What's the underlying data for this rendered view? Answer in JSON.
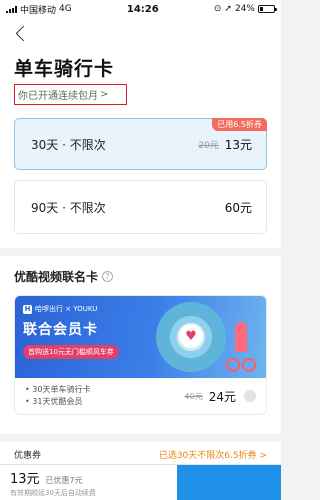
{
  "status": {
    "carrier": "中国移动",
    "network": "4G",
    "time": "14:26",
    "battery": "24%"
  },
  "page": {
    "title": "单车骑行卡",
    "subscribe_link": "你已开通连续包月",
    "chevron": ">"
  },
  "plans": [
    {
      "name": "30天 · 不限次",
      "old_price": "20元",
      "price": "13元",
      "badge": "已用6.5折券"
    },
    {
      "name": "90天 · 不限次",
      "price": "60元"
    }
  ],
  "video_card": {
    "section_title": "优酷视频联名卡",
    "help": "?",
    "brand": "哈啰出行 × YOUKU",
    "title": "联合会员卡",
    "pill": "首购送10元无门槛顺风车券",
    "benefits": [
      "• 30天单车骑行卡",
      "• 31天优酷会员"
    ],
    "old_price": "40元",
    "price": "24元"
  },
  "coupon": {
    "label": "优惠券",
    "value": "已选30天不限次6.5折券 >"
  },
  "bottom": {
    "total": "13元",
    "discount": "已优惠7元",
    "note": "有效期顺延30天后自动续费"
  },
  "colors": {
    "accent": "#1f8fe8",
    "badge": "#f36b5d",
    "coupon": "#e8870f",
    "highlight_border": "#d61f26"
  }
}
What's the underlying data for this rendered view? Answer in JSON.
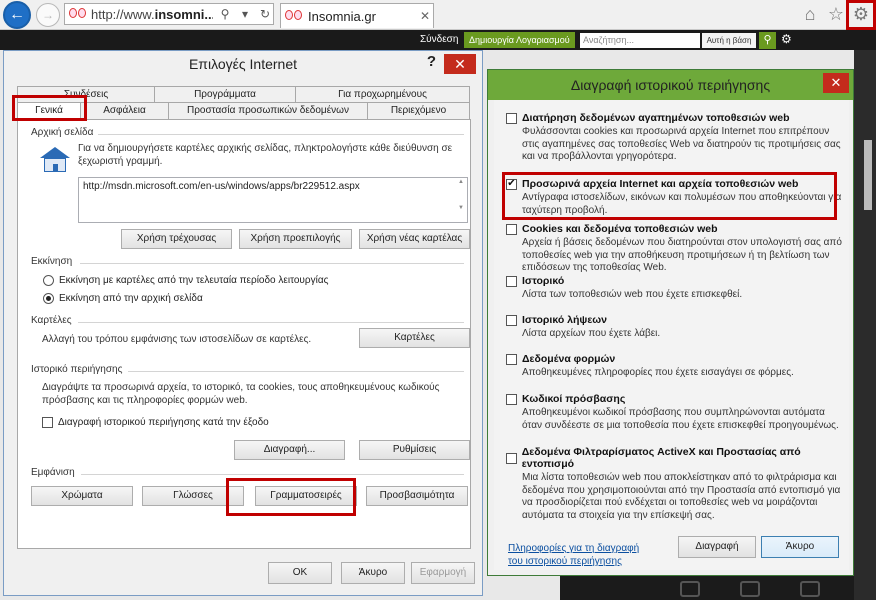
{
  "browser": {
    "address_url_plain": "http://www.",
    "address_url_bold": "insomni...",
    "tab_title": "Insomnia.gr"
  },
  "site": {
    "login": "Σύνδεση",
    "register": "Δημιουργία Λογαριασμού",
    "search_placeholder": "Αναζήτηση...",
    "exact_label": "Αυτή η βάση"
  },
  "internet_options": {
    "title": "Επιλογές Internet",
    "help": "?",
    "tabs_row1": [
      "Συνδέσεις",
      "Προγράμματα",
      "Για προχωρημένους"
    ],
    "tabs_row2": [
      "Γενικά",
      "Ασφάλεια",
      "Προστασία προσωπικών δεδομένων",
      "Περιεχόμενο"
    ],
    "home": {
      "title": "Αρχική σελίδα",
      "desc": "Για να δημιουργήσετε καρτέλες αρχικής σελίδας, πληκτρολογήστε κάθε διεύθυνση σε ξεχωριστή γραμμή.",
      "url": "http://msdn.microsoft.com/en-us/windows/apps/br229512.aspx",
      "btn_current": "Χρήση τρέχουσας",
      "btn_default": "Χρήση προεπιλογής",
      "btn_newtab": "Χρήση νέας καρτέλας"
    },
    "startup": {
      "title": "Εκκίνηση",
      "opt_last": "Εκκίνηση με καρτέλες από την τελευταία περίοδο λειτουργίας",
      "opt_home": "Εκκίνηση από την αρχική σελίδα"
    },
    "tabs": {
      "title": "Καρτέλες",
      "desc": "Αλλαγή του τρόπου εμφάνισης των ιστοσελίδων σε καρτέλες.",
      "btn": "Καρτέλες"
    },
    "history": {
      "title": "Ιστορικό περιήγησης",
      "desc": "Διαγράψτε τα προσωρινά αρχεία, το ιστορικό, τα cookies, τους αποθηκευμένους κωδικούς πρόσβασης και τις πληροφορίες φορμών web.",
      "chk_exit": "Διαγραφή ιστορικού περιήγησης κατά την έξοδο",
      "btn_delete": "Διαγραφή...",
      "btn_settings": "Ρυθμίσεις"
    },
    "appearance": {
      "title": "Εμφάνιση",
      "btn_colors": "Χρώματα",
      "btn_languages": "Γλώσσες",
      "btn_fonts": "Γραμματοσειρές",
      "btn_access": "Προσβασιμότητα"
    },
    "footer": {
      "ok": "OK",
      "cancel": "Άκυρο",
      "apply": "Εφαρμογή"
    }
  },
  "delete_history": {
    "title": "Διαγραφή ιστορικού περιήγησης",
    "options": [
      {
        "label": "Διατήρηση δεδομένων αγαπημένων τοποθεσιών web",
        "checked": false,
        "desc": "Φυλάσσονται cookies και προσωρινά αρχεία Internet που επιτρέπουν στις αγαπημένες σας τοποθεσίες Web να διατηρούν τις προτιμήσεις σας και να προβάλλονται γρηγορότερα."
      },
      {
        "label": "Προσωρινά αρχεία Internet και αρχεία τοποθεσιών web",
        "checked": true,
        "desc": "Αντίγραφα ιστοσελίδων, εικόνων και πολυμέσων που αποθηκεύονται για ταχύτερη προβολή."
      },
      {
        "label": "Cookies και δεδομένα τοποθεσιών web",
        "checked": false,
        "desc": "Αρχεία ή βάσεις δεδομένων που διατηρούνται στον υπολογιστή σας από τοποθεσίες web για την αποθήκευση προτιμήσεων ή τη βελτίωση των επιδόσεων της τοποθεσίας Web."
      },
      {
        "label": "Ιστορικό",
        "checked": false,
        "desc": "Λίστα των τοποθεσιών web που έχετε επισκεφθεί."
      },
      {
        "label": "Ιστορικό λήψεων",
        "checked": false,
        "desc": "Λίστα αρχείων που έχετε λάβει."
      },
      {
        "label": "Δεδομένα φορμών",
        "checked": false,
        "desc": "Αποθηκευμένες πληροφορίες που έχετε εισαγάγει σε φόρμες."
      },
      {
        "label": "Κωδικοί πρόσβασης",
        "checked": false,
        "desc": "Αποθηκευμένοι κωδικοί πρόσβασης που συμπληρώνονται αυτόματα όταν συνδέεστε σε μια τοποθεσία που έχετε επισκεφθεί προηγουμένως."
      },
      {
        "label": "Δεδομένα Φιλτραρίσματος ActiveX και Προστασίας από εντοπισμό",
        "checked": false,
        "desc": "Μια λίστα τοποθεσιών web που αποκλείστηκαν από το φιλτράρισμα και δεδομένα που χρησιμοποιούνται από την Προστασία από εντοπισμό για να προσδιορίζεται πού ενδέχεται οι τοποθεσίες web να μοιράζονται αυτόματα τα στοιχεία για την επίσκεψή σας."
      }
    ],
    "link": "Πληροφορίες για τη διαγραφή του ιστορικού περιήγησης",
    "btn_delete": "Διαγραφή",
    "btn_cancel": "Άκυρο"
  }
}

_WORK INSTRUCTIONS_
Copy the listing exactly. Any image in it stays out of the copy.

_TASK OUTPUT_
What's the underlying data for this rendered view? Answer in JSON.
{
  "status": {
    "carrier": "中国移动",
    "network": "4G",
    "time": "14:26",
    "battery": "24%"
  },
  "page": {
    "title": "单车骑行卡",
    "subscribe_link": "你已开通连续包月",
    "chevron": ">"
  },
  "plans": [
    {
      "name": "30天 · 不限次",
      "old_price": "20元",
      "price": "13元",
      "badge": "已用6.5折券"
    },
    {
      "name": "90天 · 不限次",
      "price": "60元"
    }
  ],
  "video_card": {
    "section_title": "优酷视频联名卡",
    "help": "?",
    "brand": "哈啰出行 × YOUKU",
    "title": "联合会员卡",
    "pill": "首购送10元无门槛顺风车券",
    "benefits": [
      "• 30天单车骑行卡",
      "• 31天优酷会员"
    ],
    "old_price": "40元",
    "price": "24元"
  },
  "coupon": {
    "label": "优惠券",
    "value": "已选30天不限次6.5折券 >"
  },
  "bottom": {
    "total": "13元",
    "discount": "已优惠7元",
    "note": "有效期顺延30天后自动续费"
  },
  "colors": {
    "accent": "#1f8fe8",
    "badge": "#f36b5d",
    "coupon": "#e8870f",
    "highlight_border": "#d61f26"
  }
}
What's the underlying data for this rendered view? Answer in JSON.
{
  "browser": {
    "address_url_plain": "http://www.",
    "address_url_bold": "insomni...",
    "tab_title": "Insomnia.gr"
  },
  "site": {
    "login": "Σύνδεση",
    "register": "Δημιουργία Λογαριασμού",
    "search_placeholder": "Αναζήτηση...",
    "exact_label": "Αυτή η βάση"
  },
  "internet_options": {
    "title": "Επιλογές Internet",
    "help": "?",
    "tabs_row1": [
      "Συνδέσεις",
      "Προγράμματα",
      "Για προχωρημένους"
    ],
    "tabs_row2": [
      "Γενικά",
      "Ασφάλεια",
      "Προστασία προσωπικών δεδομένων",
      "Περιεχόμενο"
    ],
    "home": {
      "title": "Αρχική σελίδα",
      "desc": "Για να δημιουργήσετε καρτέλες αρχικής σελίδας, πληκτρολογήστε κάθε διεύθυνση σε ξεχωριστή γραμμή.",
      "url": "http://msdn.microsoft.com/en-us/windows/apps/br229512.aspx",
      "btn_current": "Χρήση τρέχουσας",
      "btn_default": "Χρήση προεπιλογής",
      "btn_newtab": "Χρήση νέας καρτέλας"
    },
    "startup": {
      "title": "Εκκίνηση",
      "opt_last": "Εκκίνηση με καρτέλες από την τελευταία περίοδο λειτουργίας",
      "opt_home": "Εκκίνηση από την αρχική σελίδα"
    },
    "tabs": {
      "title": "Καρτέλες",
      "desc": "Αλλαγή του τρόπου εμφάνισης των ιστοσελίδων σε καρτέλες.",
      "btn": "Καρτέλες"
    },
    "history": {
      "title": "Ιστορικό περιήγησης",
      "desc": "Διαγράψτε τα προσωρινά αρχεία, το ιστορικό, τα cookies, τους αποθηκευμένους κωδικούς πρόσβασης και τις πληροφορίες φορμών web.",
      "chk_exit": "Διαγραφή ιστορικού περιήγησης κατά την έξοδο",
      "btn_delete": "Διαγραφή...",
      "btn_settings": "Ρυθμίσεις"
    },
    "appearance": {
      "title": "Εμφάνιση",
      "btn_colors": "Χρώματα",
      "btn_languages": "Γλώσσες",
      "btn_fonts": "Γραμματοσειρές",
      "btn_access": "Προσβασιμότητα"
    },
    "footer": {
      "ok": "OK",
      "cancel": "Άκυρο",
      "apply": "Εφαρμογή"
    }
  },
  "delete_history": {
    "title": "Διαγραφή ιστορικού περιήγησης",
    "options": [
      {
        "label": "Διατήρηση δεδομένων αγαπημένων τοποθεσιών web",
        "checked": false,
        "desc": "Φυλάσσονται cookies και προσωρινά αρχεία Internet που επιτρέπουν στις αγαπημένες σας τοποθεσίες Web να διατηρούν τις προτιμήσεις σας και να προβάλλονται γρηγορότερα."
      },
      {
        "label": "Προσωρινά αρχεία Internet και αρχεία τοποθεσιών web",
        "checked": true,
        "desc": "Αντίγραφα ιστοσελίδων, εικόνων και πολυμέσων που αποθηκεύονται για ταχύτερη προβολή."
      },
      {
        "label": "Cookies και δεδομένα τοποθεσιών web",
        "checked": false,
        "desc": "Αρχεία ή βάσεις δεδομένων που διατηρούνται στον υπολογιστή σας από τοποθεσίες web για την αποθήκευση προτιμήσεων ή τη βελτίωση των επιδόσεων της τοποθεσίας Web."
      },
      {
        "label": "Ιστορικό",
        "checked": false,
        "desc": "Λίστα των τοποθεσιών web που έχετε επισκεφθεί."
      },
      {
        "label": "Ιστορικό λήψεων",
        "checked": false,
        "desc": "Λίστα αρχείων που έχετε λάβει."
      },
      {
        "label": "Δεδομένα φορμών",
        "checked": false,
        "desc": "Αποθηκευμένες πληροφορίες που έχετε εισαγάγει σε φόρμες."
      },
      {
        "label": "Κωδικοί πρόσβασης",
        "checked": false,
        "desc": "Αποθηκευμένοι κωδικοί πρόσβασης που συμπληρώνονται αυτόματα όταν συνδέεστε σε μια τοποθεσία που έχετε επισκεφθεί προηγουμένως."
      },
      {
        "label": "Δεδομένα Φιλτραρίσματος ActiveX και Προστασίας από εντοπισμό",
        "checked": false,
        "desc": "Μια λίστα τοποθεσιών web που αποκλείστηκαν από το φιλτράρισμα και δεδομένα που χρησιμοποιούνται από την Προστασία από εντοπισμό για να προσδιορίζεται πού ενδέχεται οι τοποθεσίες web να μοιράζονται αυτόματα τα στοιχεία για την επίσκεψή σας."
      }
    ],
    "link": "Πληροφορίες για τη διαγραφή του ιστορικού περιήγησης",
    "btn_delete": "Διαγραφή",
    "btn_cancel": "Άκυρο"
  }
}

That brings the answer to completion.